**EXERCISE INSTRUCTIONS**
Write the data out again, character for character, with no images.

Dataset excerpt:

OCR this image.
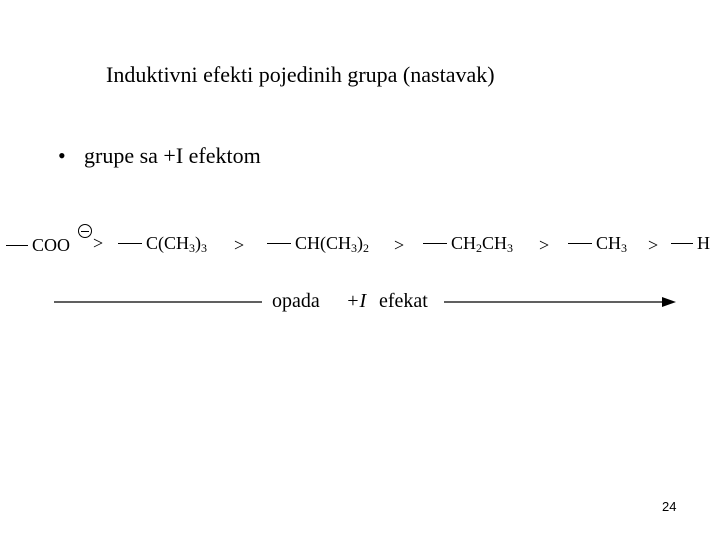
Induktivni efekti pojedinih grupa (nastavak)
• grupe sa +I efektom
COO >	$C(CH_3)_3$ >	$CH(CH_3)_2$ >	$CH_2CH_3$ >	$CH_3$ >	H
opada +I efekat
24
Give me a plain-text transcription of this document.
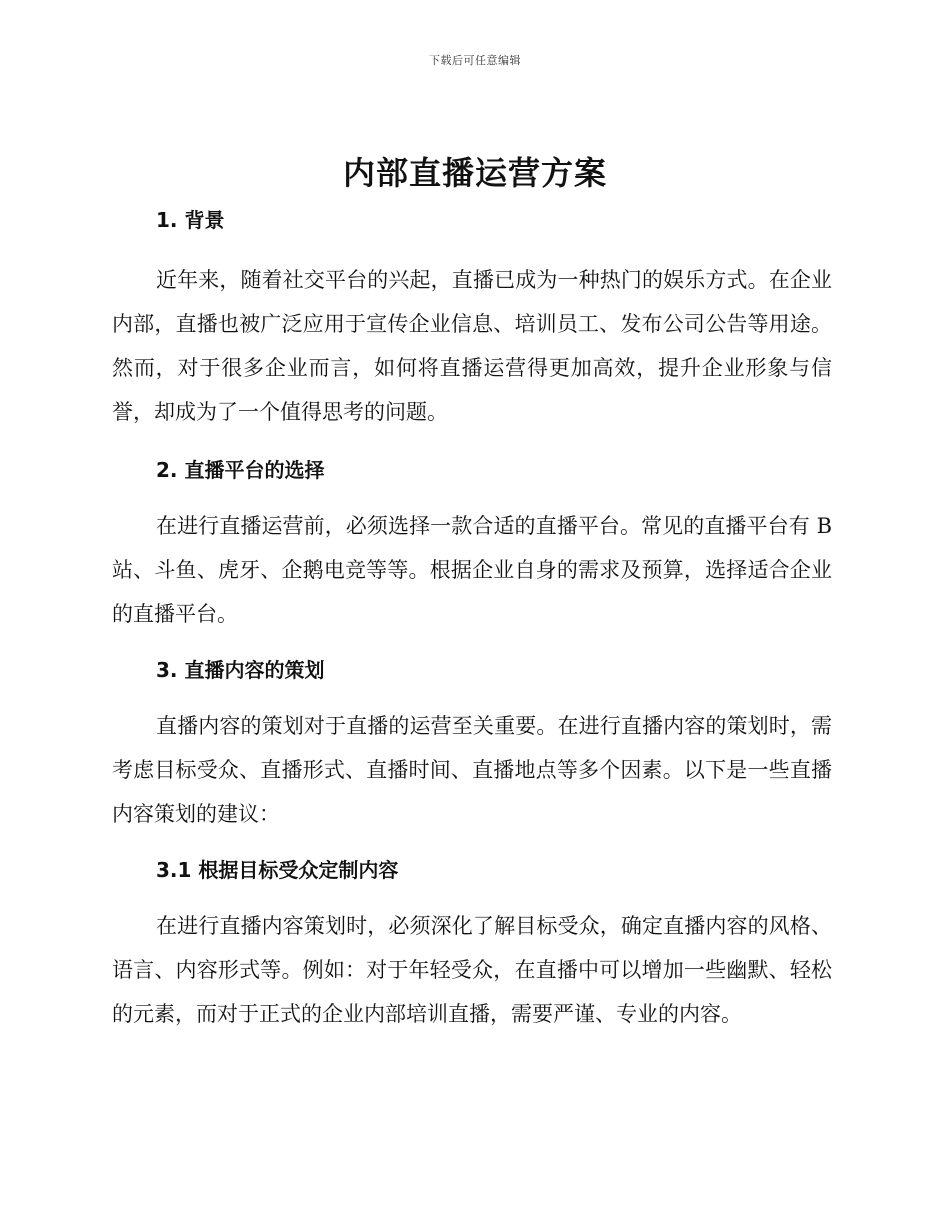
下载后可任意编辑
内部直播运营方案
1. 背景

近年来，随着社交平台的兴起，直播已成为一种热门的娱乐方式。在企业内部，直播也被广泛应用于宣传企业信息、培训员工、发布公司公告等用途。然而，对于很多企业而言，如何将直播运营得更加高效，提升企业形象与信誉，却成为了一个值得思考的问题。

2. 直播平台的选择

在进行直播运营前，必须选择一款合适的直播平台。常见的直播平台有 B 站、斗鱼、虎牙、企鹅电竞等等。根据企业自身的需求及预算，选择适合企业的直播平台。

3. 直播内容的策划

直播内容的策划对于直播的运营至关重要。在进行直播内容的策划时，需考虑目标受众、直播形式、直播时间、直播地点等多个因素。以下是一些直播内容策划的建议：

3.1 根据目标受众定制内容

在进行直播内容策划时，必须深化了解目标受众，确定直播内容的风格、语言、内容形式等。例如：对于年轻受众，在直播中可以增加一些幽默、轻松的元素，而对于正式的企业内部培训直播，需要严谨、专业的内容。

**COMPLETED TASK**
OCR this image.
Induktivni efekti pojedinih grupa (nastavak)
• grupe sa +I efektom
COO >	$C(CH_3)_3$ >	$CH(CH_3)_2$ >	$CH_2CH_3$ >	$CH_3$ >	H
opada +I efekat
24
Give me a plain-text transcription of this document.
下载后可任意编辑
内部直播运营方案
1. 背景

近年来，随着社交平台的兴起，直播已成为一种热门的娱乐方式。在企业内部，直播也被广泛应用于宣传企业信息、培训员工、发布公司公告等用途。然而，对于很多企业而言，如何将直播运营得更加高效，提升企业形象与信誉，却成为了一个值得思考的问题。

2. 直播平台的选择

在进行直播运营前，必须选择一款合适的直播平台。常见的直播平台有 B 站、斗鱼、虎牙、企鹅电竞等等。根据企业自身的需求及预算，选择适合企业的直播平台。

3. 直播内容的策划

直播内容的策划对于直播的运营至关重要。在进行直播内容的策划时，需考虑目标受众、直播形式、直播时间、直播地点等多个因素。以下是一些直播内容策划的建议：

3.1 根据目标受众定制内容

在进行直播内容策划时，必须深化了解目标受众，确定直播内容的风格、语言、内容形式等。例如：对于年轻受众，在直播中可以增加一些幽默、轻松的元素，而对于正式的企业内部培训直播，需要严谨、专业的内容。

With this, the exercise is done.